Regorafenib induces NOX5-mediated endoplasmic reticulum stress and potentiates the anti-tumor activity of cisplatin in non-small cell lung cancer cells

Lung cancer is one of the most commonly diagnosed cancers worldwide. Although cisplatin-based chemotherapy regimens serve a pivotal role in non-small cell lung cancer (NSCLC) treatment, drug resistance and serious side effects limited its further clinical application. Regorafenib, a small-molecule multi-kinase inhibitor, was demonstrated to have promising anti-tumor activity in various solid tumors. In the present study, we found that regorafenib markedly enhanced cisplatin-induced cytotoxicity in lung cancer cells by activating reactive oxygen species (ROS)-mediated endoplasmic reticulum stress (ER Stress), c-Jun N-terminal kinase (JNK) and p38 mitogen-activated protein kinase (MAPK) signaling pathways. Regorafenib increased ROS generation by promoting NADPH oxidase 5 (NOX5) expression, and knocking down NOX5 attenuated ROS-mediated cytotoxicity of regorafenib in lung cancer cells. Additionally, mice xenograft model validated that synergistic anti-tumor effects of combined treatment with regorafenib and cisplatin. Our results suggested that combination therapy with regorafenib and cisplatin may serve as a potential therapeutic strategy for some NSCLC patients.

[Recorded data]
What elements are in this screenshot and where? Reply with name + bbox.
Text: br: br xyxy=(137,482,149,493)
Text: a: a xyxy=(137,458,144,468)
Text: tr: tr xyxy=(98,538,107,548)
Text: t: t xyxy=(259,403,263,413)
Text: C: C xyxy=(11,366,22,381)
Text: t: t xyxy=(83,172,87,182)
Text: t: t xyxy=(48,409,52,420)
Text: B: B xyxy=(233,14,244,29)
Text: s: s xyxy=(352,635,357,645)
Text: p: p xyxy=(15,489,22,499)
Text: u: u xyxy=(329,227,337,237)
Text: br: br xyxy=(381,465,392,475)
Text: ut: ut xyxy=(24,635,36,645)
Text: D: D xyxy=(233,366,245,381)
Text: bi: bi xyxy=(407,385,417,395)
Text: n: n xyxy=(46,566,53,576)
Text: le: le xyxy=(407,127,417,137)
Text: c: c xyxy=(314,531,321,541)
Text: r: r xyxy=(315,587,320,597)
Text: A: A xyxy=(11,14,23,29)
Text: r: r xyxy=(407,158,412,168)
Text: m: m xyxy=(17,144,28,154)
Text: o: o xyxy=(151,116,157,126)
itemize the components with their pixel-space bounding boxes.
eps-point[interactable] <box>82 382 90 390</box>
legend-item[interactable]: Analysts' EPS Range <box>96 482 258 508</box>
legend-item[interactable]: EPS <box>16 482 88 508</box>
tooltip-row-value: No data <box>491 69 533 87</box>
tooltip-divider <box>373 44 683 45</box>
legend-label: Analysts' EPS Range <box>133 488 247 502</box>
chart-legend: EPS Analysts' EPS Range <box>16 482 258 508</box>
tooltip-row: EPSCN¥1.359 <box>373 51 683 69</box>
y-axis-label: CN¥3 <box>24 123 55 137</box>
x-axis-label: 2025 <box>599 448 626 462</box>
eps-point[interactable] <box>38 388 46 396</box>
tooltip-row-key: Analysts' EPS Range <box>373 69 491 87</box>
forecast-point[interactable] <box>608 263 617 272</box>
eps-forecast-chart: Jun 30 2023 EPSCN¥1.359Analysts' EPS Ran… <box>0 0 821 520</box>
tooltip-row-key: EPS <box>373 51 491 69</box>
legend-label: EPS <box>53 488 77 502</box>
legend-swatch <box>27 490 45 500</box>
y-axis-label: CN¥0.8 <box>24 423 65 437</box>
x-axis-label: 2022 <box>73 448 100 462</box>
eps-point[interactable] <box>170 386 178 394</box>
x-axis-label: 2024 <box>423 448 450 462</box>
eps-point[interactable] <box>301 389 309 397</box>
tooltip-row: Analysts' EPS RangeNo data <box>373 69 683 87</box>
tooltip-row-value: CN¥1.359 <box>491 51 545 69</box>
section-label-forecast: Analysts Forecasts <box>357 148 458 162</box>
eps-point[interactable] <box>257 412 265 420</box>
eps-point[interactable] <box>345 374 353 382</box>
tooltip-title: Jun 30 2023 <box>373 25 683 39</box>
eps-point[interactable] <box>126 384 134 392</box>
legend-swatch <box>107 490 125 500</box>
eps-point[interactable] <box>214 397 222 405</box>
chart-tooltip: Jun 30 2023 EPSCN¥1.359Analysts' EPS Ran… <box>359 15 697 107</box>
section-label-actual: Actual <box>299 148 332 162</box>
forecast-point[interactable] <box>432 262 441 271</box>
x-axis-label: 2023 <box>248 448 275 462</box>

Task to carry out >> According to the regorafenib abstract, how does regorafenib increase ROS generation? This data was drawn from a different source than the text.

Exercise answer >> By promoting NADPH oxidase 5 (NOX5) expression.